*** Material shown

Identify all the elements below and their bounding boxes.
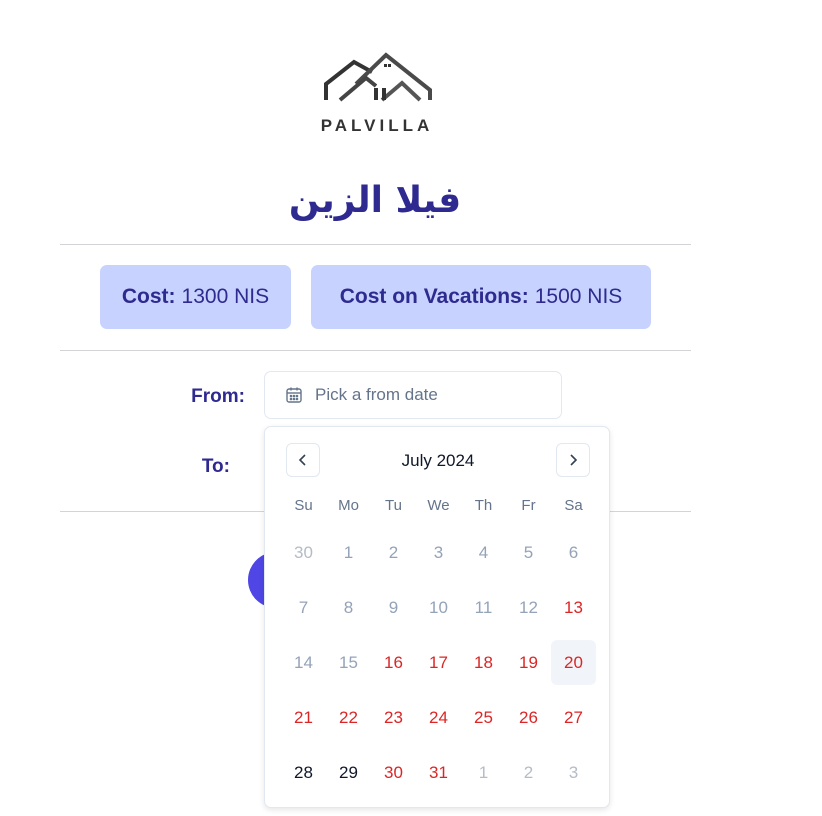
calendar-day[interactable]: 7 — [281, 585, 326, 630]
calendar-day[interactable]: 21 — [281, 695, 326, 740]
from-date-placeholder: Pick a from date — [315, 385, 438, 404]
divider — [60, 350, 691, 351]
weekday-header: Mo — [338, 497, 359, 514]
from-label: From: — [191, 386, 245, 407]
calendar-day[interactable]: 30 — [281, 530, 326, 575]
next-month-button[interactable] — [556, 443, 590, 477]
calendar-day[interactable]: 29 — [326, 750, 371, 795]
calendar-day[interactable]: 25 — [461, 695, 506, 740]
vacation-cost-value: 1500 NIS — [534, 285, 623, 308]
calendar-day[interactable]: 3 — [551, 750, 596, 795]
calendar-day[interactable]: 12 — [506, 585, 551, 630]
house-roof-logo-icon — [324, 52, 432, 102]
calendar-day[interactable]: 18 — [461, 640, 506, 685]
chevron-right-icon — [570, 454, 578, 466]
brand-name: PALVILLA — [320, 116, 434, 135]
calendar-day[interactable]: 26 — [506, 695, 551, 740]
calendar-day[interactable]: 17 — [416, 640, 461, 685]
villa-title: فيلا الزين — [288, 180, 462, 221]
calendar-day[interactable]: 30 — [371, 750, 416, 795]
calendar-day[interactable]: 16 — [371, 640, 416, 685]
calendar-day[interactable]: 4 — [461, 530, 506, 575]
calendar-day[interactable]: 23 — [371, 695, 416, 740]
cost-value: 1300 NIS — [181, 285, 270, 308]
calendar-popover: July 2024 Su Mo Tu We Th Fr Sa 30 1 2 3 4 5 6 7 8 9 10 11… — [264, 426, 610, 808]
calendar-day[interactable]: 1 — [326, 530, 371, 575]
calendar-day[interactable]: 19 — [506, 640, 551, 685]
vacation-cost-label: Cost on Vacations: — [339, 285, 529, 308]
calendar-day[interactable]: 15 — [326, 640, 371, 685]
divider — [60, 244, 691, 245]
weekday-header: Fr — [521, 497, 536, 514]
calendar-day[interactable]: 11 — [461, 585, 506, 630]
calendar-day[interactable]: 13 — [551, 585, 596, 630]
weekday-header: Su — [294, 497, 313, 514]
weekday-header: Th — [474, 497, 493, 514]
calendar-day[interactable]: 20 — [551, 640, 596, 685]
calendar-day[interactable]: 28 — [281, 750, 326, 795]
calendar-day[interactable]: 24 — [416, 695, 461, 740]
calendar-day[interactable]: 10 — [416, 585, 461, 630]
palvilla-logo: PALVILLA — [312, 50, 442, 136]
weekday-header: Tu — [385, 497, 402, 514]
calendar-icon — [285, 386, 303, 404]
cost-label: Cost: — [121, 285, 176, 308]
calendar-day[interactable]: 9 — [371, 585, 416, 630]
calendar-day[interactable]: 2 — [371, 530, 416, 575]
from-date-picker[interactable]: Pick a from date — [264, 371, 562, 419]
calendar-day[interactable]: 3 — [416, 530, 461, 575]
calendar-day[interactable]: 2 — [506, 750, 551, 795]
weekday-header: Sa — [564, 497, 583, 514]
to-label: To: — [201, 456, 230, 477]
calendar-day[interactable]: 6 — [551, 530, 596, 575]
calendar-day[interactable]: 1 — [461, 750, 506, 795]
calendar-day[interactable]: 14 — [281, 640, 326, 685]
weekday-header: We — [427, 497, 450, 514]
calendar-day[interactable]: 27 — [551, 695, 596, 740]
calendar-day[interactable]: 22 — [326, 695, 371, 740]
cost-badge: Cost: 1300 NIS — [100, 265, 291, 329]
calendar-day[interactable]: 8 — [326, 585, 371, 630]
calendar-day[interactable]: 31 — [416, 750, 461, 795]
vacation-cost-badge: Cost on Vacations: 1500 NIS — [311, 265, 651, 329]
calendar-day[interactable]: 5 — [506, 530, 551, 575]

******

To be done = Please print every row above word for word, leaving the pictures out.

Finished answer =
Identify all the elements below and their bounding boxes.
calendar-day[interactable]: 7 — [281, 585, 326, 630]
calendar-day[interactable]: 21 — [281, 695, 326, 740]
from-date-placeholder: Pick a from date — [315, 385, 438, 404]
divider — [60, 350, 691, 351]
weekday-header: Mo — [338, 497, 359, 514]
from-label: From: — [191, 386, 245, 407]
calendar-day[interactable]: 30 — [281, 530, 326, 575]
next-month-button[interactable] — [556, 443, 590, 477]
calendar-day[interactable]: 29 — [326, 750, 371, 795]
calendar-day[interactable]: 25 — [461, 695, 506, 740]
vacation-cost-value: 1500 NIS — [534, 285, 623, 308]
calendar-day[interactable]: 3 — [551, 750, 596, 795]
calendar-day[interactable]: 12 — [506, 585, 551, 630]
house-roof-logo-icon — [324, 52, 432, 102]
calendar-day[interactable]: 18 — [461, 640, 506, 685]
chevron-right-icon — [570, 454, 578, 466]
brand-name: PALVILLA — [320, 116, 434, 135]
calendar-day[interactable]: 26 — [506, 695, 551, 740]
calendar-day[interactable]: 17 — [416, 640, 461, 685]
villa-title: فيلا الزين — [288, 180, 462, 221]
calendar-day[interactable]: 30 — [371, 750, 416, 795]
calendar-day[interactable]: 16 — [371, 640, 416, 685]
calendar-day[interactable]: 4 — [461, 530, 506, 575]
calendar-day[interactable]: 23 — [371, 695, 416, 740]
cost-value: 1300 NIS — [181, 285, 270, 308]
calendar-popover: July 2024 Su Mo Tu We Th Fr Sa 30 1 2 3 4 5 6 7 8 9 10 11… — [264, 426, 610, 808]
calendar-day[interactable]: 1 — [326, 530, 371, 575]
calendar-day[interactable]: 19 — [506, 640, 551, 685]
vacation-cost-label: Cost on Vacations: — [339, 285, 529, 308]
calendar-day[interactable]: 15 — [326, 640, 371, 685]
divider — [60, 244, 691, 245]
weekday-header: Fr — [521, 497, 536, 514]
calendar-day[interactable]: 11 — [461, 585, 506, 630]
calendar-day[interactable]: 13 — [551, 585, 596, 630]
weekday-header: Su — [294, 497, 313, 514]
weekday-header: Th — [474, 497, 493, 514]
calendar-day[interactable]: 20 — [551, 640, 596, 685]
calendar-day[interactable]: 28 — [281, 750, 326, 795]
calendar-day[interactable]: 24 — [416, 695, 461, 740]
calendar-day[interactable]: 10 — [416, 585, 461, 630]
palvilla-logo: PALVILLA — [312, 50, 442, 136]
weekday-header: Tu — [385, 497, 402, 514]
calendar-icon — [285, 386, 303, 404]
cost-label: Cost: — [121, 285, 176, 308]
calendar-day[interactable]: 9 — [371, 585, 416, 630]
calendar-day[interactable]: 2 — [371, 530, 416, 575]
from-date-picker[interactable]: Pick a from date — [264, 371, 562, 419]
calendar-day[interactable]: 3 — [416, 530, 461, 575]
calendar-day[interactable]: 2 — [506, 750, 551, 795]
weekday-header: Sa — [564, 497, 583, 514]
to-label: To: — [201, 456, 230, 477]
calendar-day[interactable]: 6 — [551, 530, 596, 575]
calendar-day[interactable]: 1 — [461, 750, 506, 795]
calendar-day[interactable]: 14 — [281, 640, 326, 685]
weekday-header: We — [427, 497, 450, 514]
calendar-day[interactable]: 27 — [551, 695, 596, 740]
calendar-day[interactable]: 22 — [326, 695, 371, 740]
cost-badge: Cost: 1300 NIS — [100, 265, 291, 329]
calendar-day[interactable]: 8 — [326, 585, 371, 630]
calendar-day[interactable]: 31 — [416, 750, 461, 795]
vacation-cost-badge: Cost on Vacations: 1500 NIS — [311, 265, 651, 329]
calendar-day[interactable]: 5 — [506, 530, 551, 575]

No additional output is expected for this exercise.